Print the entries below in their entirety, exactly as they are written.

──────────────────────────────

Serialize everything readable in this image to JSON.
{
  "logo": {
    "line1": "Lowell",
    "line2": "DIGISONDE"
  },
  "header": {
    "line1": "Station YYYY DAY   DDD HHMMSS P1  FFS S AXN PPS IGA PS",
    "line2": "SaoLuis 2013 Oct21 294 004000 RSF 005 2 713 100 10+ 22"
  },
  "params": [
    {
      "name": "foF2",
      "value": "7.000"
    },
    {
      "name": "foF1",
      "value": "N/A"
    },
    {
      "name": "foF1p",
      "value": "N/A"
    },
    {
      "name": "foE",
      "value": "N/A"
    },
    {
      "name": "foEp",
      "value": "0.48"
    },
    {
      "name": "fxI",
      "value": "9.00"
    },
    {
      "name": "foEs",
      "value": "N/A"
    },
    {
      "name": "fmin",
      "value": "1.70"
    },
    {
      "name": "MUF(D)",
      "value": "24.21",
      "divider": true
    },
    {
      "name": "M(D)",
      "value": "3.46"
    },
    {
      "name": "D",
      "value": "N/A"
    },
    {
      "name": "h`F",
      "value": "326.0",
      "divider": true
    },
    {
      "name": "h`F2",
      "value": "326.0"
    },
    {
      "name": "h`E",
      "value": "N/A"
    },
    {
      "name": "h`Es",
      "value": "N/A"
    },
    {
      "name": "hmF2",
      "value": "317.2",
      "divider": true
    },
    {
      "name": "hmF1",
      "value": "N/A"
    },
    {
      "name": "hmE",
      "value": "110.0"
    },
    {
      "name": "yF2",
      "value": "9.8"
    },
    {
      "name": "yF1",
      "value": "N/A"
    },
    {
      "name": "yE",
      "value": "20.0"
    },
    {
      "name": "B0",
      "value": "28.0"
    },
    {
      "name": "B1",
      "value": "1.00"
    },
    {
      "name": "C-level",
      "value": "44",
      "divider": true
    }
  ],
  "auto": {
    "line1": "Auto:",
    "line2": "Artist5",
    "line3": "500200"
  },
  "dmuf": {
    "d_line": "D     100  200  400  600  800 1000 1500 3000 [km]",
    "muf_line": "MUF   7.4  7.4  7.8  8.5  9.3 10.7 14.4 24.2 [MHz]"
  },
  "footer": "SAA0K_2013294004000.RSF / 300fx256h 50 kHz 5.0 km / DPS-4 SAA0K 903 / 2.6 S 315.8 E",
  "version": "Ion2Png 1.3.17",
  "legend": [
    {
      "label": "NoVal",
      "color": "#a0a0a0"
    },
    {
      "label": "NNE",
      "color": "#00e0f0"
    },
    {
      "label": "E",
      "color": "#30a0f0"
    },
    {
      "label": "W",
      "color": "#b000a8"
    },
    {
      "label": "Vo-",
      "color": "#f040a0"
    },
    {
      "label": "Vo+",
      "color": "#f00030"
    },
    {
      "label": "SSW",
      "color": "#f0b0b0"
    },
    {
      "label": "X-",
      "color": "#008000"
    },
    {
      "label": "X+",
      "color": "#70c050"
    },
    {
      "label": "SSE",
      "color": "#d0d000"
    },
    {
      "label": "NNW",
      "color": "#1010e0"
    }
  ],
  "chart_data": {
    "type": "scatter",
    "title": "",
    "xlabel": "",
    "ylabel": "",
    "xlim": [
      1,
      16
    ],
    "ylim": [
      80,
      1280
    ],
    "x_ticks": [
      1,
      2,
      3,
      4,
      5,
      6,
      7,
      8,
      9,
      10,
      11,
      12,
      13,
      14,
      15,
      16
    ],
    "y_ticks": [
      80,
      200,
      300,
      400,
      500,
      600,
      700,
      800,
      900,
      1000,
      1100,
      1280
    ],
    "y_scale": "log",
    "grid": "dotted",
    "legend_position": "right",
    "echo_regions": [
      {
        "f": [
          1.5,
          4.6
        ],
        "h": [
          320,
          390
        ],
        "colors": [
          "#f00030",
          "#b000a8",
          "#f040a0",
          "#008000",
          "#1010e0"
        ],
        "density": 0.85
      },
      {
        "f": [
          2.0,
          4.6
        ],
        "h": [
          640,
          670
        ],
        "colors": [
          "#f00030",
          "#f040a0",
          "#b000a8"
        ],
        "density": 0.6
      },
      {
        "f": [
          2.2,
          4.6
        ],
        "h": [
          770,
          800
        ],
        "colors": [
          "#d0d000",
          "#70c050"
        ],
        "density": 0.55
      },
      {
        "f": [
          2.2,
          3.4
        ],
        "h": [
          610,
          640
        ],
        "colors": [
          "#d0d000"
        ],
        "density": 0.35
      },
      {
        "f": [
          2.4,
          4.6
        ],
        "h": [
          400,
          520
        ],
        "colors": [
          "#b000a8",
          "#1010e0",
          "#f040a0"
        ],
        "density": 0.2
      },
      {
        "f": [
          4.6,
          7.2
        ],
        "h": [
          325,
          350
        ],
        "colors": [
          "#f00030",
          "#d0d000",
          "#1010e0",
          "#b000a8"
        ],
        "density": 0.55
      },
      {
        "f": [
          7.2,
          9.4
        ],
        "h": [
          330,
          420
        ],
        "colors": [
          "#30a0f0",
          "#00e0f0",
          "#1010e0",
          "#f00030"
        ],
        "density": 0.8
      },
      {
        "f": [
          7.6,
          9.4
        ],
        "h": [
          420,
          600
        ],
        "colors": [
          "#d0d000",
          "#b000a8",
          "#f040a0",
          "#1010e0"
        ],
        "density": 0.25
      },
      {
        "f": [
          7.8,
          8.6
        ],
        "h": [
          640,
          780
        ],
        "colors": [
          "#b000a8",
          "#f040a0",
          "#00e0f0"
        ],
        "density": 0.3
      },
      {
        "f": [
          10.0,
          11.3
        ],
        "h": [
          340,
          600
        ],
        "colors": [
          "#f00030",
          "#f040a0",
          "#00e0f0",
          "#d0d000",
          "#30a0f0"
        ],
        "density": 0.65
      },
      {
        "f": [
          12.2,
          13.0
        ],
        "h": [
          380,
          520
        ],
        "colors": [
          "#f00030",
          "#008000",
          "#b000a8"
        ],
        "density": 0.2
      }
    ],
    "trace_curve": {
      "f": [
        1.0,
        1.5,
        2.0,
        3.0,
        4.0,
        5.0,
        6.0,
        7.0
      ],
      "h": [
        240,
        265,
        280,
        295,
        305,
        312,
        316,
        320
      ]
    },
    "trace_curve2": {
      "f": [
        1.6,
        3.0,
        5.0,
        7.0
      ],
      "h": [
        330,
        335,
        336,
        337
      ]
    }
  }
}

──────────────────────────────

- _ANSWER TO THE PROBLEM_
Serialize everything readable in this image to JSON.
{
  "logo": {
    "line1": "Lowell",
    "line2": "DIGISONDE"
  },
  "header": {
    "line1": "Station YYYY DAY   DDD HHMMSS P1  FFS S AXN PPS IGA PS",
    "line2": "SaoLuis 2013 Oct21 294 004000 RSF 005 2 713 100 10+ 22"
  },
  "params": [
    {
      "name": "foF2",
      "value": "7.000"
    },
    {
      "name": "foF1",
      "value": "N/A"
    },
    {
      "name": "foF1p",
      "value": "N/A"
    },
    {
      "name": "foE",
      "value": "N/A"
    },
    {
      "name": "foEp",
      "value": "0.48"
    },
    {
      "name": "fxI",
      "value": "9.00"
    },
    {
      "name": "foEs",
      "value": "N/A"
    },
    {
      "name": "fmin",
      "value": "1.70"
    },
    {
      "name": "MUF(D)",
      "value": "24.21",
      "divider": true
    },
    {
      "name": "M(D)",
      "value": "3.46"
    },
    {
      "name": "D",
      "value": "N/A"
    },
    {
      "name": "h`F",
      "value": "326.0",
      "divider": true
    },
    {
      "name": "h`F2",
      "value": "326.0"
    },
    {
      "name": "h`E",
      "value": "N/A"
    },
    {
      "name": "h`Es",
      "value": "N/A"
    },
    {
      "name": "hmF2",
      "value": "317.2",
      "divider": true
    },
    {
      "name": "hmF1",
      "value": "N/A"
    },
    {
      "name": "hmE",
      "value": "110.0"
    },
    {
      "name": "yF2",
      "value": "9.8"
    },
    {
      "name": "yF1",
      "value": "N/A"
    },
    {
      "name": "yE",
      "value": "20.0"
    },
    {
      "name": "B0",
      "value": "28.0"
    },
    {
      "name": "B1",
      "value": "1.00"
    },
    {
      "name": "C-level",
      "value": "44",
      "divider": true
    }
  ],
  "auto": {
    "line1": "Auto:",
    "line2": "Artist5",
    "line3": "500200"
  },
  "dmuf": {
    "d_line": "D     100  200  400  600  800 1000 1500 3000 [km]",
    "muf_line": "MUF   7.4  7.4  7.8  8.5  9.3 10.7 14.4 24.2 [MHz]"
  },
  "footer": "SAA0K_2013294004000.RSF / 300fx256h 50 kHz 5.0 km / DPS-4 SAA0K 903 / 2.6 S 315.8 E",
  "version": "Ion2Png 1.3.17",
  "legend": [
    {
      "label": "NoVal",
      "color": "#a0a0a0"
    },
    {
      "label": "NNE",
      "color": "#00e0f0"
    },
    {
      "label": "E",
      "color": "#30a0f0"
    },
    {
      "label": "W",
      "color": "#b000a8"
    },
    {
      "label": "Vo-",
      "color": "#f040a0"
    },
    {
      "label": "Vo+",
      "color": "#f00030"
    },
    {
      "label": "SSW",
      "color": "#f0b0b0"
    },
    {
      "label": "X-",
      "color": "#008000"
    },
    {
      "label": "X+",
      "color": "#70c050"
    },
    {
      "label": "SSE",
      "color": "#d0d000"
    },
    {
      "label": "NNW",
      "color": "#1010e0"
    }
  ],
  "chart_data": {
    "type": "scatter",
    "title": "",
    "xlabel": "",
    "ylabel": "",
    "xlim": [
      1,
      16
    ],
    "ylim": [
      80,
      1280
    ],
    "x_ticks": [
      1,
      2,
      3,
      4,
      5,
      6,
      7,
      8,
      9,
      10,
      11,
      12,
      13,
      14,
      15,
      16
    ],
    "y_ticks": [
      80,
      200,
      300,
      400,
      500,
      600,
      700,
      800,
      900,
      1000,
      1100,
      1280
    ],
    "y_scale": "log",
    "grid": "dotted",
    "legend_position": "right",
    "echo_regions": [
      {
        "f": [
          1.5,
          4.6
        ],
        "h": [
          320,
          390
        ],
        "colors": [
          "#f00030",
          "#b000a8",
          "#f040a0",
          "#008000",
          "#1010e0"
        ],
        "density": 0.85
      },
      {
        "f": [
          2.0,
          4.6
        ],
        "h": [
          640,
          670
        ],
        "colors": [
          "#f00030",
          "#f040a0",
          "#b000a8"
        ],
        "density": 0.6
      },
      {
        "f": [
          2.2,
          4.6
        ],
        "h": [
          770,
          800
        ],
        "colors": [
          "#d0d000",
          "#70c050"
        ],
        "density": 0.55
      },
      {
        "f": [
          2.2,
          3.4
        ],
        "h": [
          610,
          640
        ],
        "colors": [
          "#d0d000"
        ],
        "density": 0.35
      },
      {
        "f": [
          2.4,
          4.6
        ],
        "h": [
          400,
          520
        ],
        "colors": [
          "#b000a8",
          "#1010e0",
          "#f040a0"
        ],
        "density": 0.2
      },
      {
        "f": [
          4.6,
          7.2
        ],
        "h": [
          325,
          350
        ],
        "colors": [
          "#f00030",
          "#d0d000",
          "#1010e0",
          "#b000a8"
        ],
        "density": 0.55
      },
      {
        "f": [
          7.2,
          9.4
        ],
        "h": [
          330,
          420
        ],
        "colors": [
          "#30a0f0",
          "#00e0f0",
          "#1010e0",
          "#f00030"
        ],
        "density": 0.8
      },
      {
        "f": [
          7.6,
          9.4
        ],
        "h": [
          420,
          600
        ],
        "colors": [
          "#d0d000",
          "#b000a8",
          "#f040a0",
          "#1010e0"
        ],
        "density": 0.25
      },
      {
        "f": [
          7.8,
          8.6
        ],
        "h": [
          640,
          780
        ],
        "colors": [
          "#b000a8",
          "#f040a0",
          "#00e0f0"
        ],
        "density": 0.3
      },
      {
        "f": [
          10.0,
          11.3
        ],
        "h": [
          340,
          600
        ],
        "colors": [
          "#f00030",
          "#f040a0",
          "#00e0f0",
          "#d0d000",
          "#30a0f0"
        ],
        "density": 0.65
      },
      {
        "f": [
          12.2,
          13.0
        ],
        "h": [
          380,
          520
        ],
        "colors": [
          "#f00030",
          "#008000",
          "#b000a8"
        ],
        "density": 0.2
      }
    ],
    "trace_curve": {
      "f": [
        1.0,
        1.5,
        2.0,
        3.0,
        4.0,
        5.0,
        6.0,
        7.0
      ],
      "h": [
        240,
        265,
        280,
        295,
        305,
        312,
        316,
        320
      ]
    },
    "trace_curve2": {
      "f": [
        1.6,
        3.0,
        5.0,
        7.0
      ],
      "h": [
        330,
        335,
        336,
        337
      ]
    }
  }
}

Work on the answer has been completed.